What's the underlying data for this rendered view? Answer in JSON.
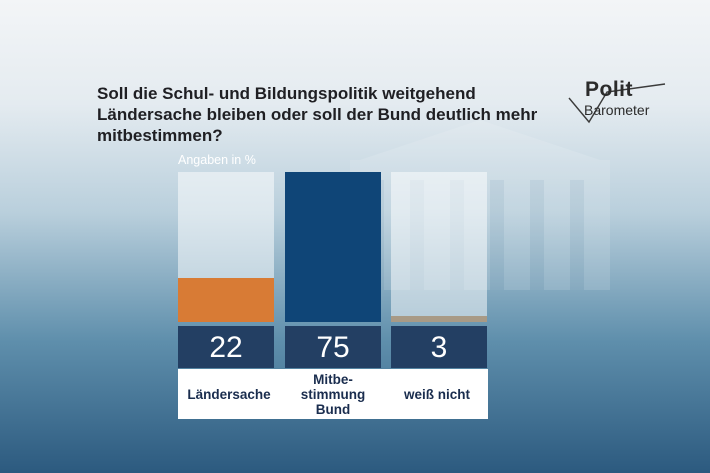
{
  "header": {
    "question": "Soll die Schul- und Bildungspolitik weitgehend Ländersache bleiben oder soll der Bund deutlich mehr mitbestimmen?"
  },
  "logo": {
    "line1": "Polit",
    "line2": "Barometer"
  },
  "chart_data": {
    "type": "bar",
    "unit_label": "Angaben in %",
    "categories": [
      "Ländersache",
      "Mitbe-\nstimmung\nBund",
      "weiß nicht"
    ],
    "values": [
      22,
      75,
      3
    ],
    "value_labels": [
      "22",
      "75",
      "3"
    ],
    "colors": [
      "#d87b35",
      "#0f4577",
      "#a89a86"
    ],
    "ylim": [
      0,
      75
    ],
    "grid": false
  }
}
------------------------------------------------------------------------
▶ **SHORT TASK**: Copy out each line exactly, without the pictures.

▶ **WRITTEN ANSWER**:
What's the underlying data for this rendered view? Answer in JSON.
{
  "header": {
    "question": "Soll die Schul- und Bildungspolitik weitgehend Ländersache bleiben oder soll der Bund deutlich mehr mitbestimmen?"
  },
  "logo": {
    "line1": "Polit",
    "line2": "Barometer"
  },
  "chart_data": {
    "type": "bar",
    "unit_label": "Angaben in %",
    "categories": [
      "Ländersache",
      "Mitbe-\nstimmung\nBund",
      "weiß nicht"
    ],
    "values": [
      22,
      75,
      3
    ],
    "value_labels": [
      "22",
      "75",
      "3"
    ],
    "colors": [
      "#d87b35",
      "#0f4577",
      "#a89a86"
    ],
    "ylim": [
      0,
      75
    ],
    "grid": false
  }
}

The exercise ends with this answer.